Print every entry, word for word, and skip the images.

Dataset records
==========
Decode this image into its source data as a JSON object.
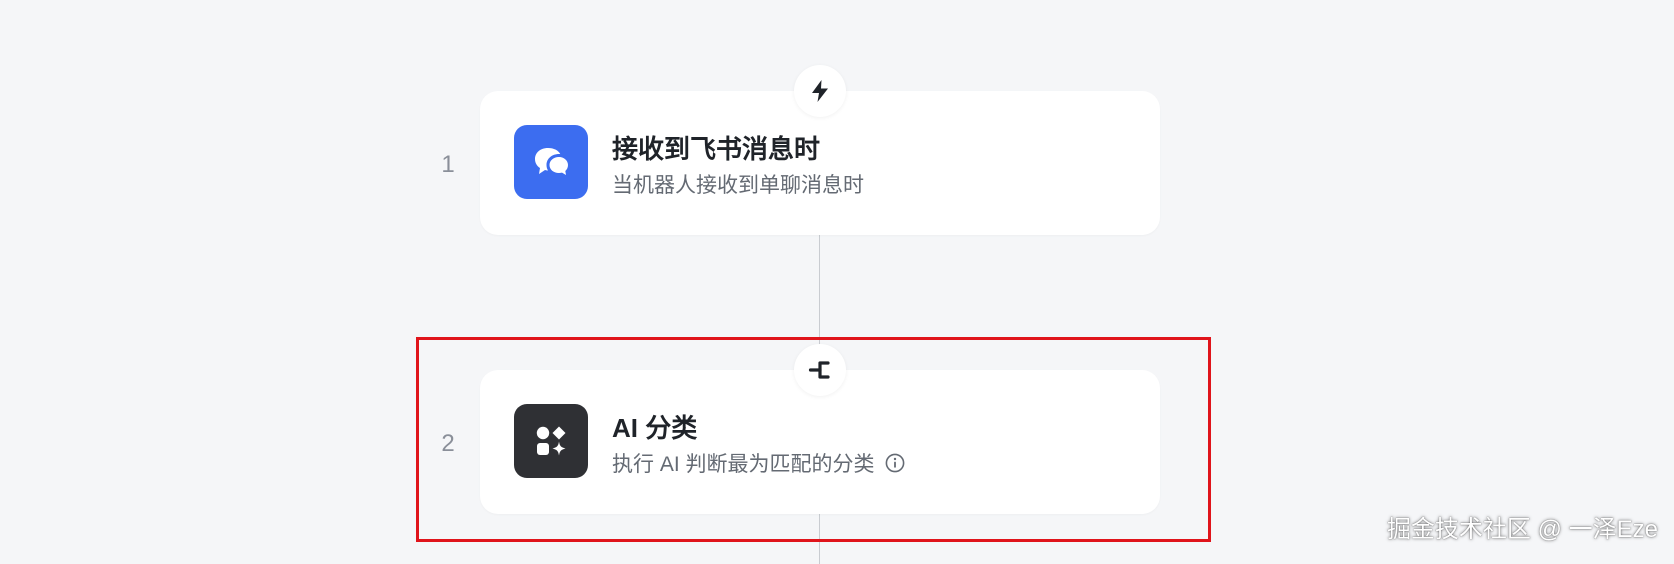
{
  "colors": {
    "background": "#f5f6f8",
    "trigger_icon_bg": "#3c6df0",
    "ai_icon_bg": "#2f3034",
    "highlight": "#e0141b"
  },
  "nodes": [
    {
      "step": "1",
      "title": "接收到飞书消息时",
      "description": "当机器人接收到单聊消息时",
      "icon": "chat-bubbles-icon",
      "badge_icon": "lightning-icon"
    },
    {
      "step": "2",
      "title": "AI 分类",
      "description": "执行 AI 判断最为匹配的分类",
      "icon": "shapes-sparkle-icon",
      "badge_icon": "branch-icon",
      "info_icon": "info-icon"
    }
  ],
  "watermark": "掘金技术社区 @ 一泽Eze"
}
==========
**Solution to the exercise**
Decode this image into its source data as a JSON object.
{
  "colors": {
    "background": "#f5f6f8",
    "trigger_icon_bg": "#3c6df0",
    "ai_icon_bg": "#2f3034",
    "highlight": "#e0141b"
  },
  "nodes": [
    {
      "step": "1",
      "title": "接收到飞书消息时",
      "description": "当机器人接收到单聊消息时",
      "icon": "chat-bubbles-icon",
      "badge_icon": "lightning-icon"
    },
    {
      "step": "2",
      "title": "AI 分类",
      "description": "执行 AI 判断最为匹配的分类",
      "icon": "shapes-sparkle-icon",
      "badge_icon": "branch-icon",
      "info_icon": "info-icon"
    }
  ],
  "watermark": "掘金技术社区 @ 一泽Eze"
}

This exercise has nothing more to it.